Dataset:
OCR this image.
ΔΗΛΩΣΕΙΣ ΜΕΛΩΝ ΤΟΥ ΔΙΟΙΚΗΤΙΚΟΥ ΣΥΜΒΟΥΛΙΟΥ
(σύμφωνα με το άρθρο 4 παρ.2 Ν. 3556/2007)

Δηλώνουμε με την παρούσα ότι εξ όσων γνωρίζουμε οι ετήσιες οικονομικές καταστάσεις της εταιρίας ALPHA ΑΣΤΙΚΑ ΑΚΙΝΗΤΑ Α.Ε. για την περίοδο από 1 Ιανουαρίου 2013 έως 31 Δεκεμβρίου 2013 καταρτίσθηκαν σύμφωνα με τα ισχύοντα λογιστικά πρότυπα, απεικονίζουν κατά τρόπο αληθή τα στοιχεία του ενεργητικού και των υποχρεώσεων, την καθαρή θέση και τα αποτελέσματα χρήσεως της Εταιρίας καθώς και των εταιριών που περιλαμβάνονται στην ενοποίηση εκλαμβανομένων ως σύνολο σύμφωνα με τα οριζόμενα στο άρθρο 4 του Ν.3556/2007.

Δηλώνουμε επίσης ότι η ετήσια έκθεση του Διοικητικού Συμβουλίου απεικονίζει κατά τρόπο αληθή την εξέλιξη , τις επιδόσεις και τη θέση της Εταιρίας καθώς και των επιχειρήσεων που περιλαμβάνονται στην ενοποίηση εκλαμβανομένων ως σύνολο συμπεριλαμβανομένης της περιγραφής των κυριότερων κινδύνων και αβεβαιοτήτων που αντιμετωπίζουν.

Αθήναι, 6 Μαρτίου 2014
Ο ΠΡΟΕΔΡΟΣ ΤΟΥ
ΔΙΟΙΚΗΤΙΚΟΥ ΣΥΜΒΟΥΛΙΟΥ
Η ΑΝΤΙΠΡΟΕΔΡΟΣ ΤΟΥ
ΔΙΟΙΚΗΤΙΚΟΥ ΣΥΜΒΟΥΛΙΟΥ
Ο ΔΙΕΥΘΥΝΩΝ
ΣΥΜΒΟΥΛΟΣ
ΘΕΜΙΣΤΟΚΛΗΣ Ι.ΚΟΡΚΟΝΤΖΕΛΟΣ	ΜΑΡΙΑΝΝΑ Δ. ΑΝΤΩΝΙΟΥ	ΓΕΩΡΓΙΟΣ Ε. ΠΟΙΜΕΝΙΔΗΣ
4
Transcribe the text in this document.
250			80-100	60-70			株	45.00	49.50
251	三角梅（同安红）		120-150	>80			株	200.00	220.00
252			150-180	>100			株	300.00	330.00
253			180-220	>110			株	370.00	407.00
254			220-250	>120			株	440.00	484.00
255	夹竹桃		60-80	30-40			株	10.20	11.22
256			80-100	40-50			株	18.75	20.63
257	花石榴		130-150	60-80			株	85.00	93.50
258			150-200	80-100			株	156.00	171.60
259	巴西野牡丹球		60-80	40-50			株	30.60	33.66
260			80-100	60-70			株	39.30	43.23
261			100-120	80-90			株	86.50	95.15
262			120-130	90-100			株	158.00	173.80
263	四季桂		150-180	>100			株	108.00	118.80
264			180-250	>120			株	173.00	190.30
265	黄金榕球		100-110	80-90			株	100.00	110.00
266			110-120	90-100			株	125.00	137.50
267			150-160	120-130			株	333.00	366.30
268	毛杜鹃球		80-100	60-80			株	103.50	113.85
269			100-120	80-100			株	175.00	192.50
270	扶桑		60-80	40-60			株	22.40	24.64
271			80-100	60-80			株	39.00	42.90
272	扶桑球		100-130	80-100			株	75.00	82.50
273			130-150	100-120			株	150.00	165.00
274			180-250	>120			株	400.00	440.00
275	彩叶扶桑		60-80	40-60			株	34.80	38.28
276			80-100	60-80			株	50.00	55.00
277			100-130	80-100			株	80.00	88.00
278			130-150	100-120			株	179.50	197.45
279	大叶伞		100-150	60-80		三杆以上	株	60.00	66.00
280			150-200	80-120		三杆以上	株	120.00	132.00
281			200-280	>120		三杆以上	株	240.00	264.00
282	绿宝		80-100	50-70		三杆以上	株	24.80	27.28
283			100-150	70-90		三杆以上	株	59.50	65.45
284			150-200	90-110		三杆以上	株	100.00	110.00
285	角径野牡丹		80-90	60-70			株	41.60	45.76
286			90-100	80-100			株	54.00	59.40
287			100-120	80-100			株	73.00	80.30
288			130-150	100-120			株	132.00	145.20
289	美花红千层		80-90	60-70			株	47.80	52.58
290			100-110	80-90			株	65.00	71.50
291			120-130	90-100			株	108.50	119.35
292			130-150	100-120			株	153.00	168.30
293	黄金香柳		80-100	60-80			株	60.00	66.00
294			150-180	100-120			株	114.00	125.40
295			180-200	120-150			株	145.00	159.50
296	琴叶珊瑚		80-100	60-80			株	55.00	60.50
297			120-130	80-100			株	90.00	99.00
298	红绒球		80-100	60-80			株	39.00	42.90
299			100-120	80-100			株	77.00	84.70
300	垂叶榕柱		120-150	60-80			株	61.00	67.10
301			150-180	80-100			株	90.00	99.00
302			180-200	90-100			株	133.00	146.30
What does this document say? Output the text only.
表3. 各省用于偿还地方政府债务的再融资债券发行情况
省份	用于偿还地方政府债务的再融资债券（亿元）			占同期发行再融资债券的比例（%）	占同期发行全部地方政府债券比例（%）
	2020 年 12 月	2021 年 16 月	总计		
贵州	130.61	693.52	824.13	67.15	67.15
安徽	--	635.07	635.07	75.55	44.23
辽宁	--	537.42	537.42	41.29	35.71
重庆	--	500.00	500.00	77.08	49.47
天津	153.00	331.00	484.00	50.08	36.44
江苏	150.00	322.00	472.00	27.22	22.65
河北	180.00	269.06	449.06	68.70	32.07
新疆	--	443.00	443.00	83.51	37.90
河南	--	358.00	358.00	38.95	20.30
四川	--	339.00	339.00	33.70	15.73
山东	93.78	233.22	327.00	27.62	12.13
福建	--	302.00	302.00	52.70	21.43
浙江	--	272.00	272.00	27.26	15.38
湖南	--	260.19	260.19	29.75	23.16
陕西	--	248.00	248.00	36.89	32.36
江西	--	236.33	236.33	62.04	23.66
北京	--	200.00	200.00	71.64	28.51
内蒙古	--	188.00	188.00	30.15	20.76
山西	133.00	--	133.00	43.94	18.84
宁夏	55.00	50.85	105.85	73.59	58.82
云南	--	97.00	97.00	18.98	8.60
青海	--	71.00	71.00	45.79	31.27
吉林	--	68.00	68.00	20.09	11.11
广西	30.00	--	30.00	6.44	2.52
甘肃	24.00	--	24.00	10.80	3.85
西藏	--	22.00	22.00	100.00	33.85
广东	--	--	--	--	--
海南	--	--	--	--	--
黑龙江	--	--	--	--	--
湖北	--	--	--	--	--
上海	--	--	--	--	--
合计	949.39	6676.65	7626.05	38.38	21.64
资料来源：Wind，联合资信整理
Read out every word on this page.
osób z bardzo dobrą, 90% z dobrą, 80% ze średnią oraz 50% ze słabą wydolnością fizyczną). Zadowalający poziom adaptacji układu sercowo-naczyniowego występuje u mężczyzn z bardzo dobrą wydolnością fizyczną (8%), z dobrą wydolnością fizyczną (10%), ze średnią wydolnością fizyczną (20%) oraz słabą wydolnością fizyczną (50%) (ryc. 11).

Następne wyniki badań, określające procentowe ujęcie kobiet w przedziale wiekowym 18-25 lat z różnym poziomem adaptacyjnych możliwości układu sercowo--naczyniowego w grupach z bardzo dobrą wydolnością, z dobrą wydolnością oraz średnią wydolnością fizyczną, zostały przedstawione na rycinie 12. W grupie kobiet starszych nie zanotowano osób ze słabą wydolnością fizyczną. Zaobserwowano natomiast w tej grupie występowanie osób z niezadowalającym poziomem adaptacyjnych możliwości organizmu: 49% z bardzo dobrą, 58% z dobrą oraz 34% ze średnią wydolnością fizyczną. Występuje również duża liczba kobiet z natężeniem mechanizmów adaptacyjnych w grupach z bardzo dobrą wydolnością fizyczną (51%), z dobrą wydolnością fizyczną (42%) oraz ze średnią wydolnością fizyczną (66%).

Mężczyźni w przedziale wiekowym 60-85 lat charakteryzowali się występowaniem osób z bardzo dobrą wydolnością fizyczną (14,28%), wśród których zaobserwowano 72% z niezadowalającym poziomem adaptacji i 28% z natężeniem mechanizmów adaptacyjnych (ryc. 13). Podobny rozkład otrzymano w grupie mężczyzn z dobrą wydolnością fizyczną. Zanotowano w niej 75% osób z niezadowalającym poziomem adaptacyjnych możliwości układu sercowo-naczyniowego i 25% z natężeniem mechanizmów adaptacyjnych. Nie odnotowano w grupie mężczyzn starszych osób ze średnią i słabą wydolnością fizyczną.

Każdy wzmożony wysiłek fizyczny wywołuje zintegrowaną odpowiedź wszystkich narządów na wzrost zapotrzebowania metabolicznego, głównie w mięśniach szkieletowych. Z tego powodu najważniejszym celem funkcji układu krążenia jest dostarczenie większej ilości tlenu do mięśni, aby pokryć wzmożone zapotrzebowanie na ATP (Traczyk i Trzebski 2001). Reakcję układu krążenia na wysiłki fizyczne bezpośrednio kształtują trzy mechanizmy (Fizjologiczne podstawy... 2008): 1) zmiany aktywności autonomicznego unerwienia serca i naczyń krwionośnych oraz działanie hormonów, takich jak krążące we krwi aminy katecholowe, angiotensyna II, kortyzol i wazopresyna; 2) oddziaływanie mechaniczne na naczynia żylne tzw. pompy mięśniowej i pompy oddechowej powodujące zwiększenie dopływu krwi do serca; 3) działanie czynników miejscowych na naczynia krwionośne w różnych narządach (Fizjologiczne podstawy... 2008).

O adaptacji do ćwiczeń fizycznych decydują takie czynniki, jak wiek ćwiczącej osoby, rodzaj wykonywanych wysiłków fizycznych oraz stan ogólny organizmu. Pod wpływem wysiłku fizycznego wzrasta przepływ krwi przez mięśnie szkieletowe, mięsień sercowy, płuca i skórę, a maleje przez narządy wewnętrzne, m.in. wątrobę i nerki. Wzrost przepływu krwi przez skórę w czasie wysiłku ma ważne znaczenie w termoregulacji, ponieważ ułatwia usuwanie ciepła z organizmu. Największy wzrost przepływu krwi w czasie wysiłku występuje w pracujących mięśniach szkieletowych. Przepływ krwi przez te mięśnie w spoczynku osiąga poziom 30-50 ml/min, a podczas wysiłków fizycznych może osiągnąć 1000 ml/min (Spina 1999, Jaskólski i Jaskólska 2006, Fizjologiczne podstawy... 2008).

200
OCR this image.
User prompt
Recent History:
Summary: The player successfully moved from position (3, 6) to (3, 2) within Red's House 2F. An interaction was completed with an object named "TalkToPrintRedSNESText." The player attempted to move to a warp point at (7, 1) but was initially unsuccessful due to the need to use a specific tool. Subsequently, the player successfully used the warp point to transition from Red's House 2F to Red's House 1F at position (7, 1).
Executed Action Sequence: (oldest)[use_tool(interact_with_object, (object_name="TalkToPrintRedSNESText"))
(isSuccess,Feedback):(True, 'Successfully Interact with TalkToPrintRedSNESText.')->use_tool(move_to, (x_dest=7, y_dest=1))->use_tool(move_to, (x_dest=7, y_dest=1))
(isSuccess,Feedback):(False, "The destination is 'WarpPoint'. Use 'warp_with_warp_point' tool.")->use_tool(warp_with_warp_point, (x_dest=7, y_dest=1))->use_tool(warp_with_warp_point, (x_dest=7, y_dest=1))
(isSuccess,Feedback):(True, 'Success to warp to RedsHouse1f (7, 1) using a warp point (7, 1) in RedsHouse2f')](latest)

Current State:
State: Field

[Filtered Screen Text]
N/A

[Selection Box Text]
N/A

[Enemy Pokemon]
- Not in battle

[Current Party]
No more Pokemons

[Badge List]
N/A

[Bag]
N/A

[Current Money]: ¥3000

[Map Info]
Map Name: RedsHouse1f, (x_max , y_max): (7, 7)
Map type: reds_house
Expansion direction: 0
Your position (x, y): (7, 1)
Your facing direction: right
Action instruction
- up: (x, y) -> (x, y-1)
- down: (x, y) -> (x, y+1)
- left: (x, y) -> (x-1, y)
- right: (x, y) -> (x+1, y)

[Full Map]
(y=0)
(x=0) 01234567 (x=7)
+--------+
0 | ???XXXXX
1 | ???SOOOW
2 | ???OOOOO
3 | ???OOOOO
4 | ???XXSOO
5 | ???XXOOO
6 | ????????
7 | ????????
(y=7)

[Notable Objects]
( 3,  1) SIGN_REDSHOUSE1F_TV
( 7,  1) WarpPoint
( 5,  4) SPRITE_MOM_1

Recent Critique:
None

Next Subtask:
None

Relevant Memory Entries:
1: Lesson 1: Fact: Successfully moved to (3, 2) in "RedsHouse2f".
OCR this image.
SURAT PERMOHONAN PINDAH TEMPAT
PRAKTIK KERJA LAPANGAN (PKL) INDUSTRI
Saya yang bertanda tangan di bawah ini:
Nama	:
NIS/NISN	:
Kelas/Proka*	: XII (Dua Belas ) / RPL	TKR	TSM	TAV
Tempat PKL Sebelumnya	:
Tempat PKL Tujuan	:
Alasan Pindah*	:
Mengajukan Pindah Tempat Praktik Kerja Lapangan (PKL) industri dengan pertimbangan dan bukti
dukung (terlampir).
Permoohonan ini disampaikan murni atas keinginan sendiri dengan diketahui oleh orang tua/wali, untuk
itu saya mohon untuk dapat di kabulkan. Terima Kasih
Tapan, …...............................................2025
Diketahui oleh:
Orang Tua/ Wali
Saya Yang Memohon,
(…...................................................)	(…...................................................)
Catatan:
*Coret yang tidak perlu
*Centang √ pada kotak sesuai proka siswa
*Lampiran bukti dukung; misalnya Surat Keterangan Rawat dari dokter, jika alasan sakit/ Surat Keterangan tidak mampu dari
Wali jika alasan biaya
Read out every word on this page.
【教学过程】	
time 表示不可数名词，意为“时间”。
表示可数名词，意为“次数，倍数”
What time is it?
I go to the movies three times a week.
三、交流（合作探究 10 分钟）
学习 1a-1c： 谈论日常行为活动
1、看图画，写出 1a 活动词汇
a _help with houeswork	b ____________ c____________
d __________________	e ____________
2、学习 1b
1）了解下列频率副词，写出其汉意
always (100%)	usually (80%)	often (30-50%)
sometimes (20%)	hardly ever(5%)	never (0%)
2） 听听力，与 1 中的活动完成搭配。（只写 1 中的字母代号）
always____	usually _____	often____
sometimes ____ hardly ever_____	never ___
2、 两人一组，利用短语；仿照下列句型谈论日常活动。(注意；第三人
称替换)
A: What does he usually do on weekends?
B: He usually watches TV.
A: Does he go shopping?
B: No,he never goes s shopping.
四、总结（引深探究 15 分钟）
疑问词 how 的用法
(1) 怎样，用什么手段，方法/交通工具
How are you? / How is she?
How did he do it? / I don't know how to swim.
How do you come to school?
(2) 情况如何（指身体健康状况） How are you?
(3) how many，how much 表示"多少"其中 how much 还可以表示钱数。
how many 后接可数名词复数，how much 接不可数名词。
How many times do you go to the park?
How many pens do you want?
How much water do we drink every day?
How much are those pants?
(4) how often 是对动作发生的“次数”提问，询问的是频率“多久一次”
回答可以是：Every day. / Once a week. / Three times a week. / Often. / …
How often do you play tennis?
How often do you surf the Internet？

Aim of the task:
Look for the word "średnią" and return every line where it occurs.

Task response:
osób z bardzo dobrą, 90% z dobrą, 80% ze średnią oraz 50% ze słabą wydolnością fizyczną). Zadowalający poziom adaptacji układu sercowo-naczyniowego występuje u mężczyzn z bardzo dobrą wydolnością fizyczną (8%), z dobrą wydolnością fizyczną (10%), ze średnią wydolnością fizyczną (20%) oraz słabą wydolnością fizyczną (50%) (ryc. 11).
Następne wyniki badań, określające procentowe ujęcie kobiet w przedziale wiekowym 18-25 lat z różnym poziomem adaptacyjnych możliwości układu sercowo--naczyniowego w grupach z bardzo dobrą wydolnością, z dobrą wydolnością oraz średnią wydolnością fizyczną, zostały przedstawione na rycinie 12. W grupie kobiet starszych nie zanotowano osób ze słabą wydolnością fizyczną. Zaobserwowano natomiast w tej grupie występowanie osób z niezadowalającym poziomem adaptacyjnych możliwości organizmu: 49% z bardzo dobrą, 58% z dobrą oraz 34% ze średnią wydolnością fizyczną. Występuje również duża liczba kobiet z natężeniem mechanizmów adaptacyjnych w grupach z bardzo dobrą wydolnością fizyczną (51%), z dobrą wydolnością fizyczną (42%) oraz ze średnią wydolnością fizyczną (66%).
Mężczyźni w przedziale wiekowym 60-85 lat charakteryzowali się występowaniem osób z bardzo dobrą wydolnością fizyczną (14,28%), wśród których zaobserwowano 72% z niezadowalającym poziomem adaptacji i 28% z natężeniem mechanizmów adaptacyjnych (ryc. 13). Podobny rozkład otrzymano w grupie mężczyzn z dobrą wydolnością fizyczną. Zanotowano w niej 75% osób z niezadowalającym poziomem adaptacyjnych możliwości układu sercowo-naczyniowego i 25% z natężeniem mechanizmów adaptacyjnych. Nie odnotowano w grupie mężczyzn starszych osób ze średnią i słabą wydolnością fizyczną.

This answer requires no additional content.